◆ Saved data entries ◆
....

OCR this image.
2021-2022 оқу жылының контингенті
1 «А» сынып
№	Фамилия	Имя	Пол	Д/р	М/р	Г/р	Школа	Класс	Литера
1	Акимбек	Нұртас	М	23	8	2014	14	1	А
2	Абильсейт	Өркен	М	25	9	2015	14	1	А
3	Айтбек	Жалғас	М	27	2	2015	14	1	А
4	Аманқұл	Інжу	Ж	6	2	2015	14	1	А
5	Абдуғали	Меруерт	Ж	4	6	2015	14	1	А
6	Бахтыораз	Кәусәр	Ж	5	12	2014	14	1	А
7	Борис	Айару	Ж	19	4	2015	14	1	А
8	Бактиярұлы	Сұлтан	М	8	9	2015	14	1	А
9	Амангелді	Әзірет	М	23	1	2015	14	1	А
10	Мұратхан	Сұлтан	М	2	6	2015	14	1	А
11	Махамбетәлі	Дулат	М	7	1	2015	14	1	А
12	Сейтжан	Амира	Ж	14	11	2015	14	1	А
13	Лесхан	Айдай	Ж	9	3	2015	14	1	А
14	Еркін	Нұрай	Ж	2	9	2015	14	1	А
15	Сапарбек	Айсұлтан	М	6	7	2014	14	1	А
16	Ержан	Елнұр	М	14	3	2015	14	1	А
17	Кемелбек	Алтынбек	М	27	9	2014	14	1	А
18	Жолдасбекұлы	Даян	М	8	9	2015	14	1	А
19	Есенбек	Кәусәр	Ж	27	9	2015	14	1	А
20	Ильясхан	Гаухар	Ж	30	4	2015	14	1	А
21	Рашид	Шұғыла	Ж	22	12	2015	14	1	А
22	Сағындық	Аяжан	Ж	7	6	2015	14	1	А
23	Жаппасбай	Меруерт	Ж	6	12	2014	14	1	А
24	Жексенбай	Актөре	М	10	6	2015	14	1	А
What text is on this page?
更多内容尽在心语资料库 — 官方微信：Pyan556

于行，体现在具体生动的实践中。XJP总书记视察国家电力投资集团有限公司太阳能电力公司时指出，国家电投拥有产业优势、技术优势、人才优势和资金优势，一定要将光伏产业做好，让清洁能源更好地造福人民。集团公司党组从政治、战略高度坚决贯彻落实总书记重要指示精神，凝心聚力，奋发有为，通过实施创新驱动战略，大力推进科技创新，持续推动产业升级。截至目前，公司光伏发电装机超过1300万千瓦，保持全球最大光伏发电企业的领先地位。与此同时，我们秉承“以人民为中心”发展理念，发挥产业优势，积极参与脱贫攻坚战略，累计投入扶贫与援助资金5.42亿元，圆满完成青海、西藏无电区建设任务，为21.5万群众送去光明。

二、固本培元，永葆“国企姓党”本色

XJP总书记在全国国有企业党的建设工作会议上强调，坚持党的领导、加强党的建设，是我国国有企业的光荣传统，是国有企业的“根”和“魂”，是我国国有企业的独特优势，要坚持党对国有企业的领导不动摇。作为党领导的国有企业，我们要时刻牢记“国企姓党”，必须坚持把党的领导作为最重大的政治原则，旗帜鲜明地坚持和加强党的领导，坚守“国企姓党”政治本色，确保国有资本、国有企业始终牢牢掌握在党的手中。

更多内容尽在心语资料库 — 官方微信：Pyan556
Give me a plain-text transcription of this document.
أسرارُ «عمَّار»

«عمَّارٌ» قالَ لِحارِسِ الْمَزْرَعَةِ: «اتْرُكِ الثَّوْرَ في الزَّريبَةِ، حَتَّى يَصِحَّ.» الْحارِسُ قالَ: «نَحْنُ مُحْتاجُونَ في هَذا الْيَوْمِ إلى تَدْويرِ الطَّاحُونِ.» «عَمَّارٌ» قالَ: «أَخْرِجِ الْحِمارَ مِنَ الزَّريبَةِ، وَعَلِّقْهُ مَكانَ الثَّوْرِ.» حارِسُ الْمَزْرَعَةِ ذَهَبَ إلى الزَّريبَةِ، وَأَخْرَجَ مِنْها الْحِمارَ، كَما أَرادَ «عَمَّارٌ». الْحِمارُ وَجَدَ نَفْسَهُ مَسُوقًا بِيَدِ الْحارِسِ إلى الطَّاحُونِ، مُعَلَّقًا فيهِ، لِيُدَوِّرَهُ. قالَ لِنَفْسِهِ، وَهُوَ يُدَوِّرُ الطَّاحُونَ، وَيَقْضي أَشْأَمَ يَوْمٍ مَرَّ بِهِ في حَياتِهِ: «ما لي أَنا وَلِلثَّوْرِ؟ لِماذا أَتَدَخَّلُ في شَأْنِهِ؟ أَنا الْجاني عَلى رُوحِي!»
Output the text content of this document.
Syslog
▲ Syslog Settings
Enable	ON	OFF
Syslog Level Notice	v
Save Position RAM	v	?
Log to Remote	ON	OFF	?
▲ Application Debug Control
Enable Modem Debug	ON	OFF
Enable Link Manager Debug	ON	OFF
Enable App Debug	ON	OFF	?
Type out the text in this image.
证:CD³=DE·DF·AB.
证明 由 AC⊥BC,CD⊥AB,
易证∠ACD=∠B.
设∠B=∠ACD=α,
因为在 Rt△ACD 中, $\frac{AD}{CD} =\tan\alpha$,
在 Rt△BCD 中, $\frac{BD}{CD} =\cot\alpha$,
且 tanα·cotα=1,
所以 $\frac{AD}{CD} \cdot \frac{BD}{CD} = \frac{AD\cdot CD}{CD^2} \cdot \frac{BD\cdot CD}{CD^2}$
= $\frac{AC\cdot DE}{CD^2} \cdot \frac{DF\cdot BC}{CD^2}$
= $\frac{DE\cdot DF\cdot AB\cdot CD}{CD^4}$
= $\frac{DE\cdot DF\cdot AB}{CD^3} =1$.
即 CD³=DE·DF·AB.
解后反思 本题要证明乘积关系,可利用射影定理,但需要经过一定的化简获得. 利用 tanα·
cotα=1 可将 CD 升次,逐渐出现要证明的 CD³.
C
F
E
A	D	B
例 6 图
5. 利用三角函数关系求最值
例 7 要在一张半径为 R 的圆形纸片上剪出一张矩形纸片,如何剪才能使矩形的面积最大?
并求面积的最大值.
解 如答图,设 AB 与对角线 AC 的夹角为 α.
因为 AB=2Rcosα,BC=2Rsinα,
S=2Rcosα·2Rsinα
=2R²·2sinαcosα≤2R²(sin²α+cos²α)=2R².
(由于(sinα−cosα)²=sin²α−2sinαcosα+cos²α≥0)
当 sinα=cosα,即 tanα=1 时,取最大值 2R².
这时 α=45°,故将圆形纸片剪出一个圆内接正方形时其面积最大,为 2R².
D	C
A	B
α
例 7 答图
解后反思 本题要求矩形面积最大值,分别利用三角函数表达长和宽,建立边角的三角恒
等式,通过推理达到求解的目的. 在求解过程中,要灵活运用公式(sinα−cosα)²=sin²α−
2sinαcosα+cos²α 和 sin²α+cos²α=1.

....

◆ TASK STATEMENT ◆
Tally the lines of the listing that include "document". Reply with nothing but the count.

◆ RESPONSE ◆
2